WHAT THE TASK REQUIRES:
Without altering anything, repeat each of the records.

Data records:
....

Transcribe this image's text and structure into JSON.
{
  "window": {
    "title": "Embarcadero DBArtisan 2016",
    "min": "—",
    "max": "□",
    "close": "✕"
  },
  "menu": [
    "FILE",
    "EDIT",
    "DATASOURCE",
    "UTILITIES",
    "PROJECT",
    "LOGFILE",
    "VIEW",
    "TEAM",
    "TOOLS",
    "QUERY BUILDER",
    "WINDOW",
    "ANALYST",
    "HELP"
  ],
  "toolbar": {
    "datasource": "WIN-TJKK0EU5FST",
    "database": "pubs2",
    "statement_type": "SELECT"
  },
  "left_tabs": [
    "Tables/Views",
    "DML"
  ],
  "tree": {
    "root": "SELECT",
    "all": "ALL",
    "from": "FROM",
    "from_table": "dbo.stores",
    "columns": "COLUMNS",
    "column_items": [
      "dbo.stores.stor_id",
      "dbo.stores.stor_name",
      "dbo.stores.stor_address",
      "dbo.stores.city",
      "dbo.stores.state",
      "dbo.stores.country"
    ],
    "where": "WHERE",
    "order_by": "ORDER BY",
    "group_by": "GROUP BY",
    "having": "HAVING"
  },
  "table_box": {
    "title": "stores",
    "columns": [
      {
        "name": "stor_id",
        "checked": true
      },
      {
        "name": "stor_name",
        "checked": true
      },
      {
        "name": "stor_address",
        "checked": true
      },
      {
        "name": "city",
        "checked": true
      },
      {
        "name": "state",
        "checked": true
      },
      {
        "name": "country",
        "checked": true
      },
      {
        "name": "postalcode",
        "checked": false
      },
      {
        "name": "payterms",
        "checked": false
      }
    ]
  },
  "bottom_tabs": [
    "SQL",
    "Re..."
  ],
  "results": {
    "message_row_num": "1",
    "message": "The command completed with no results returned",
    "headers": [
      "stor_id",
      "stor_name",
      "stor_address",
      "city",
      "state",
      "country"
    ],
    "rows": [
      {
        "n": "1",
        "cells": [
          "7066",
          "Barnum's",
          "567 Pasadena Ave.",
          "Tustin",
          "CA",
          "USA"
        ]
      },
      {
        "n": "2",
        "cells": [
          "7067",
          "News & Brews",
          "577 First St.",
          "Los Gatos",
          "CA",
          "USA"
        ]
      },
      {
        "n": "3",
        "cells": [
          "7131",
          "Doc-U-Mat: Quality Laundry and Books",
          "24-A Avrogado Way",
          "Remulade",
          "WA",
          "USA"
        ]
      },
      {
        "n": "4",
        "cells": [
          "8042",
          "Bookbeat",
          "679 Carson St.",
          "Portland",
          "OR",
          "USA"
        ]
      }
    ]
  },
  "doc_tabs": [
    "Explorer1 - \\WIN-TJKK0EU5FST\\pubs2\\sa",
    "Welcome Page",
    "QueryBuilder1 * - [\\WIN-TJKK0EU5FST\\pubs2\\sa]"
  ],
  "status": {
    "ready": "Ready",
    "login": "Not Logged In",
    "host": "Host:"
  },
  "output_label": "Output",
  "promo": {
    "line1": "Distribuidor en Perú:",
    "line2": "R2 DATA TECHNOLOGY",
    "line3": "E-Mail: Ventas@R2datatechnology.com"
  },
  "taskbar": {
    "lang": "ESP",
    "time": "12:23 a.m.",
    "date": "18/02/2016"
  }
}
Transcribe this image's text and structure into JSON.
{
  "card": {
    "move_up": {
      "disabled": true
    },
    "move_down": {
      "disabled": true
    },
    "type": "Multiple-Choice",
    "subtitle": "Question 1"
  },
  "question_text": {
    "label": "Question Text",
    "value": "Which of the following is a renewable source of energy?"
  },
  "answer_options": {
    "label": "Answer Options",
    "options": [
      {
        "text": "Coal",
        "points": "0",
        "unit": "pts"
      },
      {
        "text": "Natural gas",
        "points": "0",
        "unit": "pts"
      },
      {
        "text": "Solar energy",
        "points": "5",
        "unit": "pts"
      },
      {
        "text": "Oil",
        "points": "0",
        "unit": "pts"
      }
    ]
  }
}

....

WORKED ANSWER:
Transcribe this image's text and structure into JSON.
{
  "window": {
    "title": "Embarcadero DBArtisan 2016",
    "min": "—",
    "max": "□",
    "close": "✕"
  },
  "menu": [
    "FILE",
    "EDIT",
    "DATASOURCE",
    "UTILITIES",
    "PROJECT",
    "LOGFILE",
    "VIEW",
    "TEAM",
    "TOOLS",
    "QUERY BUILDER",
    "WINDOW",
    "ANALYST",
    "HELP"
  ],
  "toolbar": {
    "datasource": "WIN-TJKK0EU5FST",
    "database": "pubs2",
    "statement_type": "SELECT"
  },
  "left_tabs": [
    "Tables/Views",
    "DML"
  ],
  "tree": {
    "root": "SELECT",
    "all": "ALL",
    "from": "FROM",
    "from_table": "dbo.stores",
    "columns": "COLUMNS",
    "column_items": [
      "dbo.stores.stor_id",
      "dbo.stores.stor_name",
      "dbo.stores.stor_address",
      "dbo.stores.city",
      "dbo.stores.state",
      "dbo.stores.country"
    ],
    "where": "WHERE",
    "order_by": "ORDER BY",
    "group_by": "GROUP BY",
    "having": "HAVING"
  },
  "table_box": {
    "title": "stores",
    "columns": [
      {
        "name": "stor_id",
        "checked": true
      },
      {
        "name": "stor_name",
        "checked": true
      },
      {
        "name": "stor_address",
        "checked": true
      },
      {
        "name": "city",
        "checked": true
      },
      {
        "name": "state",
        "checked": true
      },
      {
        "name": "country",
        "checked": true
      },
      {
        "name": "postalcode",
        "checked": false
      },
      {
        "name": "payterms",
        "checked": false
      }
    ]
  },
  "bottom_tabs": [
    "SQL",
    "Re..."
  ],
  "results": {
    "message_row_num": "1",
    "message": "The command completed with no results returned",
    "headers": [
      "stor_id",
      "stor_name",
      "stor_address",
      "city",
      "state",
      "country"
    ],
    "rows": [
      {
        "n": "1",
        "cells": [
          "7066",
          "Barnum's",
          "567 Pasadena Ave.",
          "Tustin",
          "CA",
          "USA"
        ]
      },
      {
        "n": "2",
        "cells": [
          "7067",
          "News & Brews",
          "577 First St.",
          "Los Gatos",
          "CA",
          "USA"
        ]
      },
      {
        "n": "3",
        "cells": [
          "7131",
          "Doc-U-Mat: Quality Laundry and Books",
          "24-A Avrogado Way",
          "Remulade",
          "WA",
          "USA"
        ]
      },
      {
        "n": "4",
        "cells": [
          "8042",
          "Bookbeat",
          "679 Carson St.",
          "Portland",
          "OR",
          "USA"
        ]
      }
    ]
  },
  "doc_tabs": [
    "Explorer1 - \\WIN-TJKK0EU5FST\\pubs2\\sa",
    "Welcome Page",
    "QueryBuilder1 * - [\\WIN-TJKK0EU5FST\\pubs2\\sa]"
  ],
  "status": {
    "ready": "Ready",
    "login": "Not Logged In",
    "host": "Host:"
  },
  "output_label": "Output",
  "promo": {
    "line1": "Distribuidor en Perú:",
    "line2": "R2 DATA TECHNOLOGY",
    "line3": "E-Mail: Ventas@R2datatechnology.com"
  },
  "taskbar": {
    "lang": "ESP",
    "time": "12:23 a.m.",
    "date": "18/02/2016"
  }
}
Transcribe this image's text and structure into JSON.
{
  "card": {
    "move_up": {
      "disabled": true
    },
    "move_down": {
      "disabled": true
    },
    "type": "Multiple-Choice",
    "subtitle": "Question 1"
  },
  "question_text": {
    "label": "Question Text",
    "value": "Which of the following is a renewable source of energy?"
  },
  "answer_options": {
    "label": "Answer Options",
    "options": [
      {
        "text": "Coal",
        "points": "0",
        "unit": "pts"
      },
      {
        "text": "Natural gas",
        "points": "0",
        "unit": "pts"
      },
      {
        "text": "Solar energy",
        "points": "5",
        "unit": "pts"
      },
      {
        "text": "Oil",
        "points": "0",
        "unit": "pts"
      }
    ]
  }
}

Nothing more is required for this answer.